··· SELECTED TEXT

Parkinson’s Disease

Parkinson’s disease (PD) is the second most prevalent age-related neurodegenerative disorder. It results primarily due to the irreversible loss of dopamine-producing (dopaminergic) neurons in the substantia nigra, a mid-brain region essential for muscle tone and movement regulation. Epidemiological data indicate that PD is the fastest-growing neurodegenerative disorder and is expected to double (~13 million) by the year 2040. This highlights the urgent need to focus on developing early diagnostic approaches and novel preventive as well as therapeutic strategies.

······

• INSTRUCTIONS TO FOLLOW
Translate the following sentence from the passage on Parkinson’s disease into French: "Parkinson’s disease (PD) is the second most prevalent age-related neurodegenerative disorder."

··· EXTRACTED MATERIAL

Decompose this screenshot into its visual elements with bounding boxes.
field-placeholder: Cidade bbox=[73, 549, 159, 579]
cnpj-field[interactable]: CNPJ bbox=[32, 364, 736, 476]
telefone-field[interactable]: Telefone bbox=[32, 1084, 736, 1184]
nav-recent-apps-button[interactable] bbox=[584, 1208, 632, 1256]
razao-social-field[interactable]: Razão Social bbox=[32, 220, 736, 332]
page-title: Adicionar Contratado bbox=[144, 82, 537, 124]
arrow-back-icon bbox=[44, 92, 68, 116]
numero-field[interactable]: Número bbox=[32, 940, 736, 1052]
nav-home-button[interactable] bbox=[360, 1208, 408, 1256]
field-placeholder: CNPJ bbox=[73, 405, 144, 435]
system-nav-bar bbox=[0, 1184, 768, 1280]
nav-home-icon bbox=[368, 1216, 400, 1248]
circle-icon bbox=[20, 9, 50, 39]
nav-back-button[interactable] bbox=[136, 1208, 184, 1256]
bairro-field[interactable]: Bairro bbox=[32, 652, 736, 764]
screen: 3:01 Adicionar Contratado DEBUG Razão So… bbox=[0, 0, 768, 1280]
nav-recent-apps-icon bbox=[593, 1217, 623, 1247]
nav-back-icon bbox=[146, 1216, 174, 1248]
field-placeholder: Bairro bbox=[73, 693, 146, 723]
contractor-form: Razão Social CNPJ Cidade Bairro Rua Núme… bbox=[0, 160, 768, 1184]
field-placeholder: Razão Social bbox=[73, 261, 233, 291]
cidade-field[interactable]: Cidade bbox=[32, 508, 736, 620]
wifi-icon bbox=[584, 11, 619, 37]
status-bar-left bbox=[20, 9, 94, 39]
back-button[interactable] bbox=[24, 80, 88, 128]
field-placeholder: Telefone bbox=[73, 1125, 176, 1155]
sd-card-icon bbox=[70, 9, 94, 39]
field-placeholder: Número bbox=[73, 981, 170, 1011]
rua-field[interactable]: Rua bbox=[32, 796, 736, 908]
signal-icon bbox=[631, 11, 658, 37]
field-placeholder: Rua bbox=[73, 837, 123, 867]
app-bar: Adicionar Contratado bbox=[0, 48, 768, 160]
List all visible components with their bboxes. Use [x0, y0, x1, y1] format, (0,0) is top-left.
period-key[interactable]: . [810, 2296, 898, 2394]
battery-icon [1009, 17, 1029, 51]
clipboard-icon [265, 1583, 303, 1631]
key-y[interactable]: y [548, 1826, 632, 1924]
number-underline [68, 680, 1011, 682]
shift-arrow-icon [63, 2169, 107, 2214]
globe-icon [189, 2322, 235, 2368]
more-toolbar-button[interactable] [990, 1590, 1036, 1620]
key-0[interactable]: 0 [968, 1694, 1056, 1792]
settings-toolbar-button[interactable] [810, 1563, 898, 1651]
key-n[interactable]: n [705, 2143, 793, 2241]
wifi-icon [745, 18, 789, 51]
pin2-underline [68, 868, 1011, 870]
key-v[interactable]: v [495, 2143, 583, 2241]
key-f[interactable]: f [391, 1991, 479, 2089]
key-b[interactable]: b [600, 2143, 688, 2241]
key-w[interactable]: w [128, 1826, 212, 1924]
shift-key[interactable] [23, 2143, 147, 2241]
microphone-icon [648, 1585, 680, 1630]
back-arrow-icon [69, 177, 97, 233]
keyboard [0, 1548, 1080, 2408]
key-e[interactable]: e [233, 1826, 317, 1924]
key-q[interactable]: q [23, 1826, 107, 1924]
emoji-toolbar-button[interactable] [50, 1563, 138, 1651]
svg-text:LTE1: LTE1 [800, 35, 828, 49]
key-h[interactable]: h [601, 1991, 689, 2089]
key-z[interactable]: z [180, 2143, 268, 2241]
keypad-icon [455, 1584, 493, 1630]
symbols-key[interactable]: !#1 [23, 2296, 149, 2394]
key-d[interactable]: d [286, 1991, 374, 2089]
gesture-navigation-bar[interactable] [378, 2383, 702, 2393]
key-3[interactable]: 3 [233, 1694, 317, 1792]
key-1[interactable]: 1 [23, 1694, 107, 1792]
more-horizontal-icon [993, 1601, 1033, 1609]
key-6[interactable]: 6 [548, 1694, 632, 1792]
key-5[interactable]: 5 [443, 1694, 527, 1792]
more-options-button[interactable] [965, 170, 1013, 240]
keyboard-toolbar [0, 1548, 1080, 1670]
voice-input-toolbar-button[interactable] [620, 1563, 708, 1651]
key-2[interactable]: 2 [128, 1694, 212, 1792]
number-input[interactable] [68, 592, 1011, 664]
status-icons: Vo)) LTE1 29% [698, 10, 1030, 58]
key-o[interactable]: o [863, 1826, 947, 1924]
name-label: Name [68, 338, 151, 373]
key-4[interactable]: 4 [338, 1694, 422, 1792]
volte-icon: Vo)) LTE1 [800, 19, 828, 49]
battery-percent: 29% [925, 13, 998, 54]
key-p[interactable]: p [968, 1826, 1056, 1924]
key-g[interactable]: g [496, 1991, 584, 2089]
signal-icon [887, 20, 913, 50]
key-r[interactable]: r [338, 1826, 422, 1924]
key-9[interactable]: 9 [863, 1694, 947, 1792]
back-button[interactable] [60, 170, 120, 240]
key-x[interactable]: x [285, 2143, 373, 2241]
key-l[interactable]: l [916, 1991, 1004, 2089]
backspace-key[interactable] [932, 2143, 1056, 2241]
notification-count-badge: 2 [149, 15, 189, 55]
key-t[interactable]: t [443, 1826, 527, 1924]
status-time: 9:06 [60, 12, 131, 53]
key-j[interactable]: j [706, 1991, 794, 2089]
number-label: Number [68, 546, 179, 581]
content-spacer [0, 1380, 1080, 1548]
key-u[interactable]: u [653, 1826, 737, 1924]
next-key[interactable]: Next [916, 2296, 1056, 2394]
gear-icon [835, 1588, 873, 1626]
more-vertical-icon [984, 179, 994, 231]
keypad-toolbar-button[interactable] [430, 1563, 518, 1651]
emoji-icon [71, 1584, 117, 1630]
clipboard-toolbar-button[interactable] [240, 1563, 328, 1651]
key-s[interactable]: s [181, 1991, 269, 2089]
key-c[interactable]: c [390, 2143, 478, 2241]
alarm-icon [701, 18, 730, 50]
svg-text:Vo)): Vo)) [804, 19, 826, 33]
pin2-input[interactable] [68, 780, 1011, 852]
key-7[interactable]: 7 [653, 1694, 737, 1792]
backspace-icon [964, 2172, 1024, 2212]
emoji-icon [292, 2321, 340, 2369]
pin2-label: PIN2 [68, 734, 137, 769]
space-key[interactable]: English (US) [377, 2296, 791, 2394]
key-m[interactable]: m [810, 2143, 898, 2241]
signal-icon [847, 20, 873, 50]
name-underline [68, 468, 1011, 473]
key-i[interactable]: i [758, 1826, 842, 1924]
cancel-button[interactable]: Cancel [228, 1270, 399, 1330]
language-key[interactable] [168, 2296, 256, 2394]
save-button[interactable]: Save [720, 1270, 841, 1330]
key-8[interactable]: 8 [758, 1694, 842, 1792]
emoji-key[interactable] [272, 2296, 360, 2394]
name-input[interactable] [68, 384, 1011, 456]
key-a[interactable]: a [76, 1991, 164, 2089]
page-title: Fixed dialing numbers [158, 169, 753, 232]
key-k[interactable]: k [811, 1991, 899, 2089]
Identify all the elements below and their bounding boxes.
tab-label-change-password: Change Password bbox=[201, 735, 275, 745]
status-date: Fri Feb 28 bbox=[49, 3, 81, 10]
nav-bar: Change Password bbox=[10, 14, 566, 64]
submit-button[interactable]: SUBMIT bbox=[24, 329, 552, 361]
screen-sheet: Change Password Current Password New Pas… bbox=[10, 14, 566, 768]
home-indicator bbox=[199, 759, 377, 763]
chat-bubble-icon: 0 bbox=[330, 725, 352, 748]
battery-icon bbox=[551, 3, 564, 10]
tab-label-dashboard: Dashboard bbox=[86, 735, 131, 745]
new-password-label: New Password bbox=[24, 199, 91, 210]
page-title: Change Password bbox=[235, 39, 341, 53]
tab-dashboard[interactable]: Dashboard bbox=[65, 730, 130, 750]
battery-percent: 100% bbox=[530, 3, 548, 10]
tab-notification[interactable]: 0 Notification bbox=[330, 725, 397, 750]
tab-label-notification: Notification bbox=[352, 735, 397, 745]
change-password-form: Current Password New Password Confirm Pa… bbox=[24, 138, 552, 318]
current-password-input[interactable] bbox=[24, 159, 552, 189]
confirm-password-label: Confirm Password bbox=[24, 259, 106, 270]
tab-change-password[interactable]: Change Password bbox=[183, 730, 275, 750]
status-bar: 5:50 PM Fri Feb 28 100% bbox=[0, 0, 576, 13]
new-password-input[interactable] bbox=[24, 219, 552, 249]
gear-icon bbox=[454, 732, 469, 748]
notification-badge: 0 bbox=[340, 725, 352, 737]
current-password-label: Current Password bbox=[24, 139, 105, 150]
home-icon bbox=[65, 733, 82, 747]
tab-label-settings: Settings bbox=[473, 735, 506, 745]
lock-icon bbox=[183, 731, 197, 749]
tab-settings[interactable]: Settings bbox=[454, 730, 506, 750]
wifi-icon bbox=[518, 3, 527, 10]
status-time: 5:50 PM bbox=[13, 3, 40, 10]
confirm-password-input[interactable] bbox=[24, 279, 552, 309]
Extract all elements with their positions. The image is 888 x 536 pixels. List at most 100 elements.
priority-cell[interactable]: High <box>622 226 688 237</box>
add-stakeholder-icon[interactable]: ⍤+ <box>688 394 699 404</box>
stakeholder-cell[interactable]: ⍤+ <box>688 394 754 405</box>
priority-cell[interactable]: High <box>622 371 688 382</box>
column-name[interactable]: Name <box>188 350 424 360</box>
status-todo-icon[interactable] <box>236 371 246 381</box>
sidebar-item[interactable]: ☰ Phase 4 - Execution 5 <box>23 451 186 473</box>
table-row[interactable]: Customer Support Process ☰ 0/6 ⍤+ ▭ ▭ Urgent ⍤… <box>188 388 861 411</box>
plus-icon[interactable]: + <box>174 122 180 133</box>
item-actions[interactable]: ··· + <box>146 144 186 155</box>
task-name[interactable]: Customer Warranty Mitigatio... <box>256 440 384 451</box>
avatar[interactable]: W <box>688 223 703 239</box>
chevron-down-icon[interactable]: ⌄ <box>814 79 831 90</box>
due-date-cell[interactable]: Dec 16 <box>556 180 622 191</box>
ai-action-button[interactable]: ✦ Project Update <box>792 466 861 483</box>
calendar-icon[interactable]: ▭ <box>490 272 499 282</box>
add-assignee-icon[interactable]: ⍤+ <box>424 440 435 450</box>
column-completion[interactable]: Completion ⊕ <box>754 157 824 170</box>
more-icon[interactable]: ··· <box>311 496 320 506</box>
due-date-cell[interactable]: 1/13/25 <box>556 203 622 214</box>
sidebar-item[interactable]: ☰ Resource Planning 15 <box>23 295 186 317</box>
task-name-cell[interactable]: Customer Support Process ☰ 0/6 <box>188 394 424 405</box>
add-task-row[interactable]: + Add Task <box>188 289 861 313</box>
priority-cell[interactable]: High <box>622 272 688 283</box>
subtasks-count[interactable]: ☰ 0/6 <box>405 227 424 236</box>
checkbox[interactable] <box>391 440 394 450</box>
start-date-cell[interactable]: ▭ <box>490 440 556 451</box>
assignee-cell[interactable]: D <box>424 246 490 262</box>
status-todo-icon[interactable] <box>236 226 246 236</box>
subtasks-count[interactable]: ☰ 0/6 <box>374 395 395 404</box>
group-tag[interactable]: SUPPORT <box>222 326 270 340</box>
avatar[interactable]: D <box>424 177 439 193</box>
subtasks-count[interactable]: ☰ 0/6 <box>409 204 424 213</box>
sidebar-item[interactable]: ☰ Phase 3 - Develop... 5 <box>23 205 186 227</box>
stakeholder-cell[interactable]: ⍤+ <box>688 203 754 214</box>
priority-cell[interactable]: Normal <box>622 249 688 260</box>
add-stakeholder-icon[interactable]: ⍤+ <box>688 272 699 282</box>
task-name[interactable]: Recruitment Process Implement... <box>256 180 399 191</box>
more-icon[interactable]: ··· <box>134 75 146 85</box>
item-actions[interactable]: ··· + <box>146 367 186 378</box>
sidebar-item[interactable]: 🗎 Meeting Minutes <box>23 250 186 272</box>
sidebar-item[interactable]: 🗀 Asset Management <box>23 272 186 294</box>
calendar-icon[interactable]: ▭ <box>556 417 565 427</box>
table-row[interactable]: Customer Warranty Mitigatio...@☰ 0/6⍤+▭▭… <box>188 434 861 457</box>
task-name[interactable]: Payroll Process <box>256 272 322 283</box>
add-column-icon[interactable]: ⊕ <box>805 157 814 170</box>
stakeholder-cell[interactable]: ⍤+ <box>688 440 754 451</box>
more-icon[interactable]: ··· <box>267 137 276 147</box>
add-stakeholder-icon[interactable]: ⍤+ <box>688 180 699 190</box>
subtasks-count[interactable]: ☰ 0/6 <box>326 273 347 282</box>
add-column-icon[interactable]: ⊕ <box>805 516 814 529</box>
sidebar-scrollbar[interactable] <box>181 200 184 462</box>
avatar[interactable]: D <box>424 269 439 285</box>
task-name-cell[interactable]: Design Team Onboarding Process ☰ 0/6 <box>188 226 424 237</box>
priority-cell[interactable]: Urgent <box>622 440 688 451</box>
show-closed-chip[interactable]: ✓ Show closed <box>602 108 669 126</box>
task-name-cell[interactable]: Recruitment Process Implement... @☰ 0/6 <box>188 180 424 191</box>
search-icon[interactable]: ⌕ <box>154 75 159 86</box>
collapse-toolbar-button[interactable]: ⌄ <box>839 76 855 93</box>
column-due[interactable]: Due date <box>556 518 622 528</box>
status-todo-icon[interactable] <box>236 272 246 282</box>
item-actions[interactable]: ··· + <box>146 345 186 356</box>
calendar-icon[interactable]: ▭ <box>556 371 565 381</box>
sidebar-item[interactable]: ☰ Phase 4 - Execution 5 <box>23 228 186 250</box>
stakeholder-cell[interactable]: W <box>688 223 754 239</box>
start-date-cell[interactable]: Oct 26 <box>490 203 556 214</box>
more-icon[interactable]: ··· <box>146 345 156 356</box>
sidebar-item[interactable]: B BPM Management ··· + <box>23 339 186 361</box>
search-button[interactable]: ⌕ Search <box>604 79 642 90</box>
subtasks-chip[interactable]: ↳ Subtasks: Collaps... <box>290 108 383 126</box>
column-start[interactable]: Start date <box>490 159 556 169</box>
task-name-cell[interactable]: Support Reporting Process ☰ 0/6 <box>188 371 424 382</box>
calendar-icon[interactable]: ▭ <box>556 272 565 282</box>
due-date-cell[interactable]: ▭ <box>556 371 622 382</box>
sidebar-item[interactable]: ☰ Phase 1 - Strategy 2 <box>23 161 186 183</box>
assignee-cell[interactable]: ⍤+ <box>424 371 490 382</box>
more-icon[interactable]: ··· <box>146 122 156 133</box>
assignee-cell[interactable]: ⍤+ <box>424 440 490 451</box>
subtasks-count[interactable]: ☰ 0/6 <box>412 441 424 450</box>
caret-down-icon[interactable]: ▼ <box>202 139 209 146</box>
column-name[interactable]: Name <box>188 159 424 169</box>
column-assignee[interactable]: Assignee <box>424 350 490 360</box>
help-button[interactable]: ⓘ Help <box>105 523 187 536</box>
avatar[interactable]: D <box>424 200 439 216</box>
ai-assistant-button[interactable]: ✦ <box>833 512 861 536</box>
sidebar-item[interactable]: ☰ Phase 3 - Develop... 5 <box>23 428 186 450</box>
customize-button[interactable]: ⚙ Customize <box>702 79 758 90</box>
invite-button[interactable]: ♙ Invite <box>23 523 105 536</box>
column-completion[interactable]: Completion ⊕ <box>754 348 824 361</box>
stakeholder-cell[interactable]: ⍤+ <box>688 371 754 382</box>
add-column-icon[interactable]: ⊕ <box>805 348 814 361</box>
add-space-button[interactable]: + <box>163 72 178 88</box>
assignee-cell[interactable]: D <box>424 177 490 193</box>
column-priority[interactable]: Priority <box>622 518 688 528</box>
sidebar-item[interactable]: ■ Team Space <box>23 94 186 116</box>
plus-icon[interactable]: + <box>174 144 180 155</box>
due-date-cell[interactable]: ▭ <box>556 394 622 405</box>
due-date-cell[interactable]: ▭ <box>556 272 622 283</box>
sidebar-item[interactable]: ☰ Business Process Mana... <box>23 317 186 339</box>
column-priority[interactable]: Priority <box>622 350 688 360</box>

······

• RESULT OF THIS TASK
La maladie de Parkinson (MP) est le deuxième trouble neurodégénératif lié à l'âge le plus répandu.